■ Directions ■
Assemble all lines in which the string "data" appears.

■ Provided records ■
■ ■ ■
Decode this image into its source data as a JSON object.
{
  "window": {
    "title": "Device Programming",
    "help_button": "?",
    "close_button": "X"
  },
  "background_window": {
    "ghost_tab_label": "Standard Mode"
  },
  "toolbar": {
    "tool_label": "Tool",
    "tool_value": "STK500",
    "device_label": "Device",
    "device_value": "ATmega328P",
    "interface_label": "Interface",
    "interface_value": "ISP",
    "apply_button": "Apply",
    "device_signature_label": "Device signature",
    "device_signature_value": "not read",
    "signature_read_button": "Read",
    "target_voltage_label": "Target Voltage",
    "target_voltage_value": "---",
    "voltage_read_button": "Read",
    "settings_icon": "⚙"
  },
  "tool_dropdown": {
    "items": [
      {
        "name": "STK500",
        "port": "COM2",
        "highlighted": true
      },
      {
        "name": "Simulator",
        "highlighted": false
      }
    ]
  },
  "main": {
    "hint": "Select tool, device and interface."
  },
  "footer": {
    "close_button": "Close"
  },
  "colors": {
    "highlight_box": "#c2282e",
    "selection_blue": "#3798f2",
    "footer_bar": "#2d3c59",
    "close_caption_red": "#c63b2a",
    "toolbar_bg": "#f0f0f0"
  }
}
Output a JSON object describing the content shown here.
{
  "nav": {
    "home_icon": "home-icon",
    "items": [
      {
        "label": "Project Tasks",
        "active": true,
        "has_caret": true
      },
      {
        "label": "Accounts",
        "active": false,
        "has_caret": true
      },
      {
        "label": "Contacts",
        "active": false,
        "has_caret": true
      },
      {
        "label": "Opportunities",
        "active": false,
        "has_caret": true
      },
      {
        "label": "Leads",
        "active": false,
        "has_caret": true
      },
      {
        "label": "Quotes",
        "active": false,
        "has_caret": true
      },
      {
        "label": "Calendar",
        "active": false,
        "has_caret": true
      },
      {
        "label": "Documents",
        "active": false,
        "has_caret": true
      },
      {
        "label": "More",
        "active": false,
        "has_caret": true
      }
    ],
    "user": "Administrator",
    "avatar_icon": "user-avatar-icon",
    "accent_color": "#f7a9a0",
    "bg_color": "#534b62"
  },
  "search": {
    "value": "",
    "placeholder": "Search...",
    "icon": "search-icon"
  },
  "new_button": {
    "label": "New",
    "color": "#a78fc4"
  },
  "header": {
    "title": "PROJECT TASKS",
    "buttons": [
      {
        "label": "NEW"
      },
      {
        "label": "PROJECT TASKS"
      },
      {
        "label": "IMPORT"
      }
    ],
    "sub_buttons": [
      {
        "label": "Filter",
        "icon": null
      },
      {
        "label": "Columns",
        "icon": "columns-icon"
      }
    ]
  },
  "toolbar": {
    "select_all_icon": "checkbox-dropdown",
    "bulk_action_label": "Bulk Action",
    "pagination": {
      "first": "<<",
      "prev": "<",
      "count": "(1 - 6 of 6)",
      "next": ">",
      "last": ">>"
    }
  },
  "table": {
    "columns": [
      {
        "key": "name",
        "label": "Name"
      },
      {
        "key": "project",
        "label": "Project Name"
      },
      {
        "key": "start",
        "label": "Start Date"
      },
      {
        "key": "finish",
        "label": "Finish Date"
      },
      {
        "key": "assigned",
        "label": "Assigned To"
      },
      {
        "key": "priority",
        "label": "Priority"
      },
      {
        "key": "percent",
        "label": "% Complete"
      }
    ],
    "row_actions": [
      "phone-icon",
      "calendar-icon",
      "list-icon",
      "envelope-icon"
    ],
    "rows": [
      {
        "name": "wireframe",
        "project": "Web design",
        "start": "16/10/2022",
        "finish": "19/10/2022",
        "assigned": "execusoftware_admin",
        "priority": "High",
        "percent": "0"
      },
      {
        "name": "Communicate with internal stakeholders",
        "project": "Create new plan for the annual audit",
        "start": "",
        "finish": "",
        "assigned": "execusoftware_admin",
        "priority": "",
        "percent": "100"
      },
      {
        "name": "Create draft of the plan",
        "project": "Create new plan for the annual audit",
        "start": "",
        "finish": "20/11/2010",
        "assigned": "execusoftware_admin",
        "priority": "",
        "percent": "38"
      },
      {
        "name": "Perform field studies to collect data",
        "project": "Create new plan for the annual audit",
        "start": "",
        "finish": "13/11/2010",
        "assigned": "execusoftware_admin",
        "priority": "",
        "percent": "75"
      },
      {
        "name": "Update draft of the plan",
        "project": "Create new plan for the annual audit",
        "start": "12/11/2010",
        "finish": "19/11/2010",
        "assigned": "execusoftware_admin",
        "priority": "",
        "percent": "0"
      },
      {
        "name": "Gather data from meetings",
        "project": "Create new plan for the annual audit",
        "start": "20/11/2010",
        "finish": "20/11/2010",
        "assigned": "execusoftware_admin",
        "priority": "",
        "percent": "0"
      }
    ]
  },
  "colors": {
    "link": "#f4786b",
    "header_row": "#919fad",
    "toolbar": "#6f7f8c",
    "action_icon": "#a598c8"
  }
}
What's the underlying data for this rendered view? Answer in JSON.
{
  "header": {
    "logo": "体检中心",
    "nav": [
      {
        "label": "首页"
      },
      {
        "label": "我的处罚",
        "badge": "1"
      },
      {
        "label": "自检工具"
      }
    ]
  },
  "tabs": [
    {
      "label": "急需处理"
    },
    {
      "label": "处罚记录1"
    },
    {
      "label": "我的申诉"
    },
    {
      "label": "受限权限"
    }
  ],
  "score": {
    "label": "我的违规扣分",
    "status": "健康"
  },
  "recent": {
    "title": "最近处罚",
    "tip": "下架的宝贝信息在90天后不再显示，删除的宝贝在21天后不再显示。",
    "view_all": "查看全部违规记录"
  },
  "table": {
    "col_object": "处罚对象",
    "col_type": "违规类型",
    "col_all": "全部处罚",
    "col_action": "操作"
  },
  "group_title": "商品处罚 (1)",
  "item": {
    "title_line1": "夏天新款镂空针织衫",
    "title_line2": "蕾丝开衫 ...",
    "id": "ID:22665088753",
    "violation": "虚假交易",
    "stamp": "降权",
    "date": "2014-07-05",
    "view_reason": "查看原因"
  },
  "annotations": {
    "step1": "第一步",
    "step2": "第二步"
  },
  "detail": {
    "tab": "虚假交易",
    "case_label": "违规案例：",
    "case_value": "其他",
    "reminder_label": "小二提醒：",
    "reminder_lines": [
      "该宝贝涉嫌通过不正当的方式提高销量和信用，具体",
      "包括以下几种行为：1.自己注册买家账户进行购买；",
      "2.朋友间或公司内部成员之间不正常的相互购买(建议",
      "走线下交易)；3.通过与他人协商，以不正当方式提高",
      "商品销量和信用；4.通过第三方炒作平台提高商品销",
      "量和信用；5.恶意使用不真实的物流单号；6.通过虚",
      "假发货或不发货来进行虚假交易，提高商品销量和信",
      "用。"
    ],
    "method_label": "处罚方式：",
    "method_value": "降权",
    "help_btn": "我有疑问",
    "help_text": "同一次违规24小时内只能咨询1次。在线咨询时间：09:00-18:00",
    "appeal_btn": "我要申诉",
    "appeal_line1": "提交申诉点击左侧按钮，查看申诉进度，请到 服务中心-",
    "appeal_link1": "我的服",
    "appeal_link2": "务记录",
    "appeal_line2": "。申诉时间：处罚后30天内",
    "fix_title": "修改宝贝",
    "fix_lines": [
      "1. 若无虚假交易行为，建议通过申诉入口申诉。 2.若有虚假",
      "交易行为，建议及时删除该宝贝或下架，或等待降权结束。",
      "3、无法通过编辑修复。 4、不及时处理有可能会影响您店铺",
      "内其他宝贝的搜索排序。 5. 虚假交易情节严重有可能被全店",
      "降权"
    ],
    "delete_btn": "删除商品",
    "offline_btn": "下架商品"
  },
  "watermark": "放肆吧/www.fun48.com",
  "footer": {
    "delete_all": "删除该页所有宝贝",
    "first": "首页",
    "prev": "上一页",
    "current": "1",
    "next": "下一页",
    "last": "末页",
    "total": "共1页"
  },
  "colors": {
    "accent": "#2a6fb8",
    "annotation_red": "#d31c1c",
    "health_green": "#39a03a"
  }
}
■ ■ ■
■ Written answer ■
Decode this image into its source data as a JSON object.
        "name": "Perform field studies to collect data",
        "name": "Gather data from meetings",
What's the underlying data for this rendered view? Answer in JSON.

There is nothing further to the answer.